AIM:
Exactly reproduce the entries, dropping any pictures from your copy.

RECORDS FOR THE TASK:
- - - - - - -

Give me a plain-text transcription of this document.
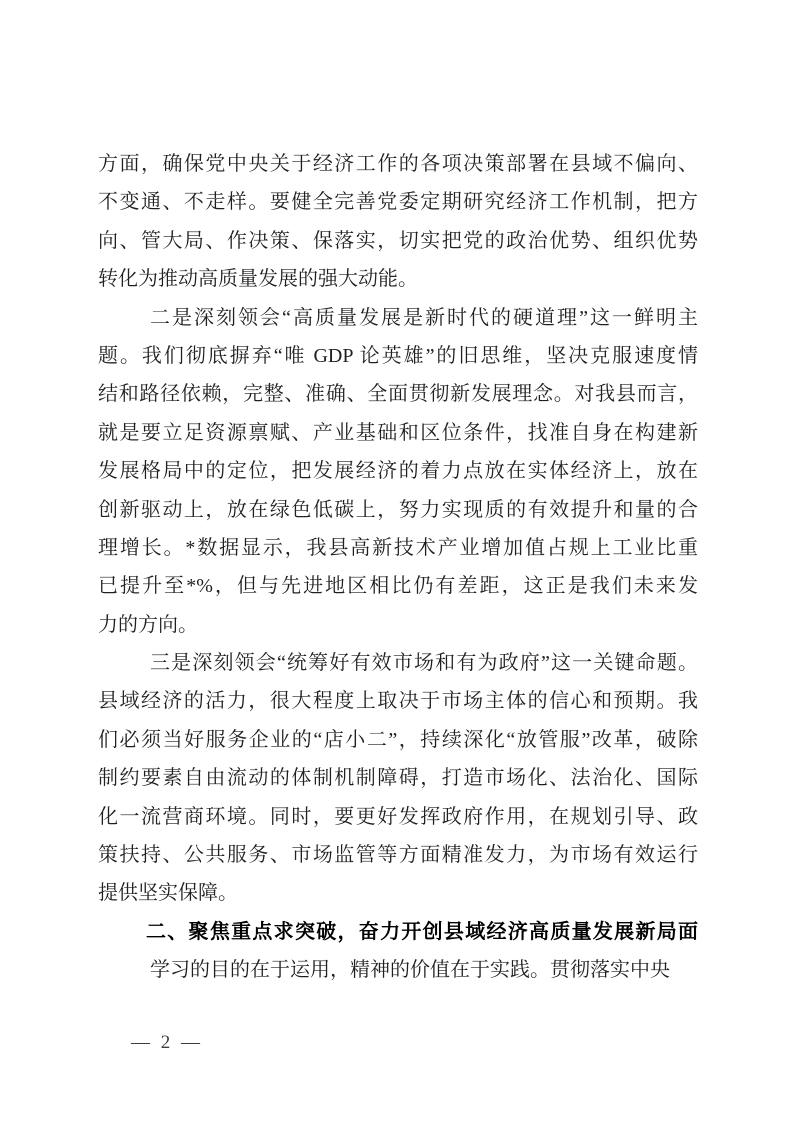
方面，确保党中央关于经济工作的各项决策部署在县域不偏向、
不变通、不走样。要健全完善党委定期研究经济工作机制，把方
向、管大局、作决策、保落实，切实把党的政治优势、组织优势
转化为推动高质量发展的强大动能。
二是深刻领会“高质量发展是新时代的硬道理”这一鲜明主
题。我们彻底摒弃“唯 GDP 论英雄”的旧思维，坚决克服速度情
结和路径依赖，完整、准确、全面贯彻新发展理念。对我县而言，
就是要立足资源禀赋、产业基础和区位条件，找准自身在构建新
发展格局中的定位，把发展经济的着力点放在实体经济上，放在
创新驱动上，放在绿色低碳上，努力实现质的有效提升和量的合
理增长。*数据显示，我县高新技术产业增加值占规上工业比重
已提升至*%，但与先进地区相比仍有差距，这正是我们未来发
力的方向。
三是深刻领会“统筹好有效市场和有为政府”这一关键命题。
县域经济的活力，很大程度上取决于市场主体的信心和预期。我
们必须当好服务企业的“店小二”，持续深化“放管服”改革，破除
制约要素自由流动的体制机制障碍，打造市场化、法治化、国际
化一流营商环境。同时，要更好发挥政府作用，在规划引导、政
策扶持、公共服务、市场监管等方面精准发力，为市场有效运行
提供坚实保障。
二、聚焦重点求突破，奋力开创县域经济高质量发展新局面
学习的目的在于运用，精神的价值在于实践。贯彻落实中央
— 2 —
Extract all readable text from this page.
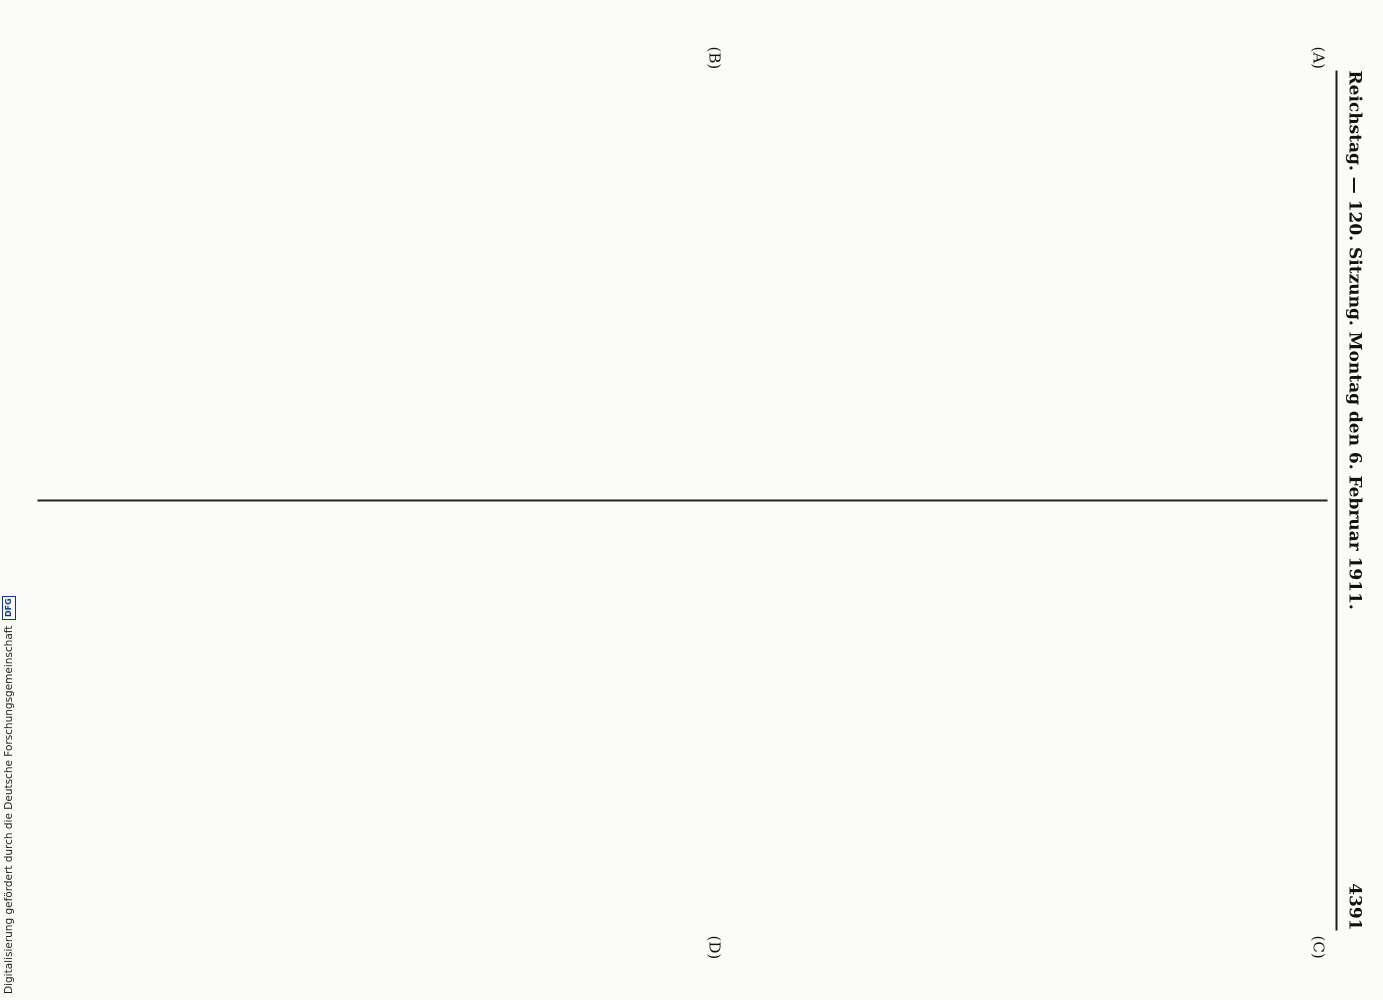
Reichstag. — 120. Sitzung. Montag den 6. Februar 1911.
4391
(A)
(B)
(C)
(D)
Digitalisierung gefördert durch die Deutsche Forschungsgemeinschaft
DFG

- - - - - - -

RESULT OF THIS EXERCISE:
Give me a plain-text transcription of this document.
方面，确保党中央关于经济工作的各项决策部署在县域不偏向、
不变通、不走样。要健全完善党委定期研究经济工作机制，把方
向、管大局、作决策、保落实，切实把党的政治优势、组织优势
转化为推动高质量发展的强大动能。
二是深刻领会“高质量发展是新时代的硬道理”这一鲜明主
题。我们彻底摒弃“唯 GDP 论英雄”的旧思维，坚决克服速度情
结和路径依赖，完整、准确、全面贯彻新发展理念。对我县而言，
就是要立足资源禀赋、产业基础和区位条件，找准自身在构建新
发展格局中的定位，把发展经济的着力点放在实体经济上，放在
创新驱动上，放在绿色低碳上，努力实现质的有效提升和量的合
理增长。*数据显示，我县高新技术产业增加值占规上工业比重
已提升至*%，但与先进地区相比仍有差距，这正是我们未来发
力的方向。
三是深刻领会“统筹好有效市场和有为政府”这一关键命题。
县域经济的活力，很大程度上取决于市场主体的信心和预期。我
们必须当好服务企业的“店小二”，持续深化“放管服”改革，破除
制约要素自由流动的体制机制障碍，打造市场化、法治化、国际
化一流营商环境。同时，要更好发挥政府作用，在规划引导、政
策扶持、公共服务、市场监管等方面精准发力，为市场有效运行
提供坚实保障。
二、聚焦重点求突破，奋力开创县域经济高质量发展新局面
学习的目的在于运用，精神的价值在于实践。贯彻落实中央
— 2 —
Extract all readable text from this page.
Reichstag. — 120. Sitzung. Montag den 6. Februar 1911.
4391
(A)
(B)
(C)
(D)
Digitalisierung gefördert durch die Deutsche Forschungsgemeinschaft
DFG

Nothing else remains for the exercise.